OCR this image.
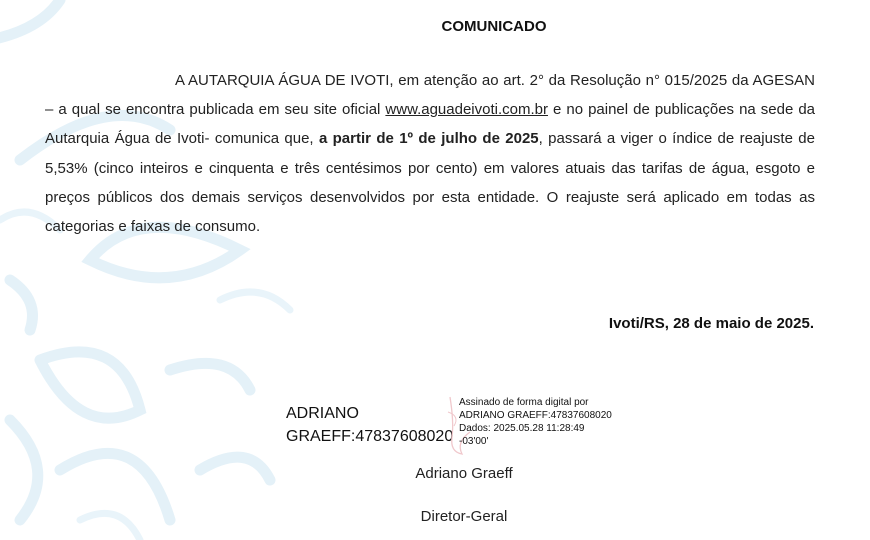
COMUNICADO
A AUTARQUIA ÁGUA DE IVOTI, em atenção ao art. 2° da Resolução n° 015/2025 da AGESAN – a qual se encontra publicada em seu site oficial www.aguadeivoti.com.br e no painel de publicações na sede da Autarquia Água de Ivoti- comunica que, a partir de 1º de julho de 2025, passará a viger o índice de reajuste de 5,53% (cinco inteiros e cinquenta e três centésimos por cento) em valores atuais das tarifas de água, esgoto e preços públicos dos demais serviços desenvolvidos por esta entidade. O reajuste será aplicado em todas as categorias e faixas de consumo.
Ivoti/RS, 28 de maio de 2025.
ADRIANO
GRAEFF:47837608020
Assinado de forma digital por
ADRIANO GRAEFF:47837608020
Dados: 2025.05.28 11:28:49
-03'00'
Adriano Graeff
Diretor-Geral
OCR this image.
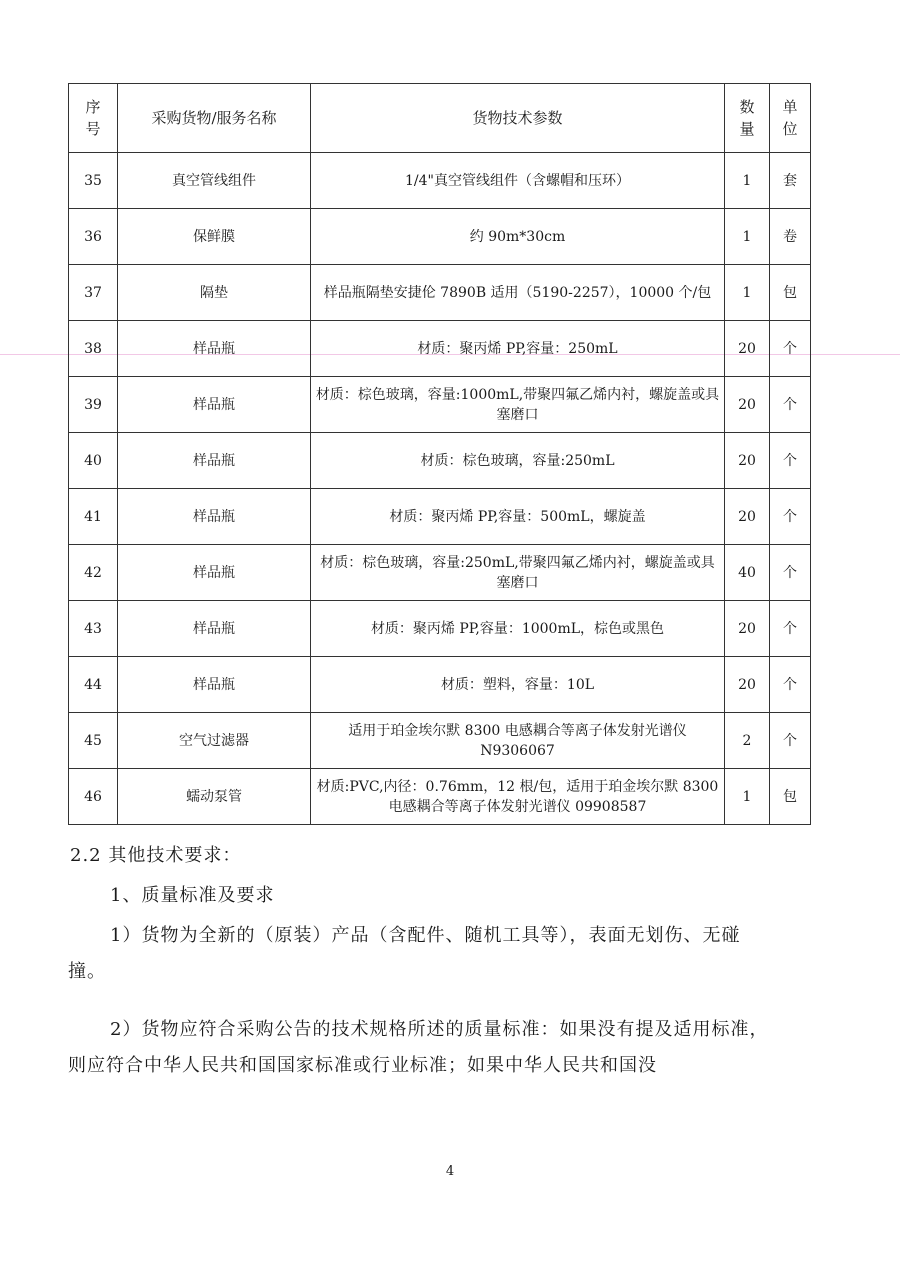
序号	采购货物/服务名称	货物技术参数	数量	单位
35	真空管线组件	1/4"真空管线组件（含螺帽和压环）	1	套
36	保鲜膜	约 90m*30cm	1	卷
37	隔垫	样品瓶隔垫安捷伦 7890B 适用（5190-2257），10000 个/包	1	包
38	样品瓶	材质：聚丙烯 PP,容量：250mL	20	个
39	样品瓶	材质：棕色玻璃，容量:1000mL,带聚四氟乙烯内衬，螺旋盖或具塞磨口	20	个
40	样品瓶	材质：棕色玻璃，容量:250mL	20	个
41	样品瓶	材质：聚丙烯 PP,容量：500mL，螺旋盖	20	个
42	样品瓶	材质：棕色玻璃，容量:250mL,带聚四氟乙烯内衬，螺旋盖或具塞磨口	40	个
43	样品瓶	材质：聚丙烯 PP,容量：1000mL，棕色或黑色	20	个
44	样品瓶	材质：塑料，容量：10L	20	个
45	空气过滤器	适用于珀金埃尔默 8300 电感耦合等离子体发射光谱仪 N9306067	2	个
46	蠕动泵管	材质:PVC,内径：0.76mm，12 根/包，适用于珀金埃尔默 8300 电感耦合等离子体发射光谱仪 09908587	1	包
2.2 其他技术要求：
1、质量标准及要求
1）货物为全新的（原装）产品（含配件、随机工具等），表面无划伤、无碰撞。
2）货物应符合采购公告的技术规格所述的质量标准：如果没有提及适用标准，则应符合中华人民共和国国家标准或行业标准；如果中华人民共和国没
4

********

Pictures stay out of the copy; please restate every record above exactly.

§ CORRECT ANSWER:
OCR this image.
COMUNICADO
A AUTARQUIA ÁGUA DE IVOTI, em atenção ao art. 2° da Resolução n° 015/2025 da AGESAN – a qual se encontra publicada em seu site oficial www.aguadeivoti.com.br e no painel de publicações na sede da Autarquia Água de Ivoti- comunica que, a partir de 1º de julho de 2025, passará a viger o índice de reajuste de 5,53% (cinco inteiros e cinquenta e três centésimos por cento) em valores atuais das tarifas de água, esgoto e preços públicos dos demais serviços desenvolvidos por esta entidade. O reajuste será aplicado em todas as categorias e faixas de consumo.
Ivoti/RS, 28 de maio de 2025.
ADRIANO
GRAEFF:47837608020
Assinado de forma digital por
ADRIANO GRAEFF:47837608020
Dados: 2025.05.28 11:28:49
-03'00'
Adriano Graeff
Diretor-Geral
OCR this image.
序号	采购货物/服务名称	货物技术参数	数量	单位
35	真空管线组件	1/4"真空管线组件（含螺帽和压环）	1	套
36	保鲜膜	约 90m*30cm	1	卷
37	隔垫	样品瓶隔垫安捷伦 7890B 适用（5190-2257），10000 个/包	1	包
38	样品瓶	材质：聚丙烯 PP,容量：250mL	20	个
39	样品瓶	材质：棕色玻璃，容量:1000mL,带聚四氟乙烯内衬，螺旋盖或具塞磨口	20	个
40	样品瓶	材质：棕色玻璃，容量:250mL	20	个
41	样品瓶	材质：聚丙烯 PP,容量：500mL，螺旋盖	20	个
42	样品瓶	材质：棕色玻璃，容量:250mL,带聚四氟乙烯内衬，螺旋盖或具塞磨口	40	个
43	样品瓶	材质：聚丙烯 PP,容量：1000mL，棕色或黑色	20	个
44	样品瓶	材质：塑料，容量：10L	20	个
45	空气过滤器	适用于珀金埃尔默 8300 电感耦合等离子体发射光谱仪 N9306067	2	个
46	蠕动泵管	材质:PVC,内径：0.76mm，12 根/包，适用于珀金埃尔默 8300 电感耦合等离子体发射光谱仪 09908587	1	包
2.2 其他技术要求：
1、质量标准及要求
1）货物为全新的（原装）产品（含配件、随机工具等），表面无划伤、无碰撞。
2）货物应符合采购公告的技术规格所述的质量标准：如果没有提及适用标准，则应符合中华人民共和国国家标准或行业标准；如果中华人民共和国没
4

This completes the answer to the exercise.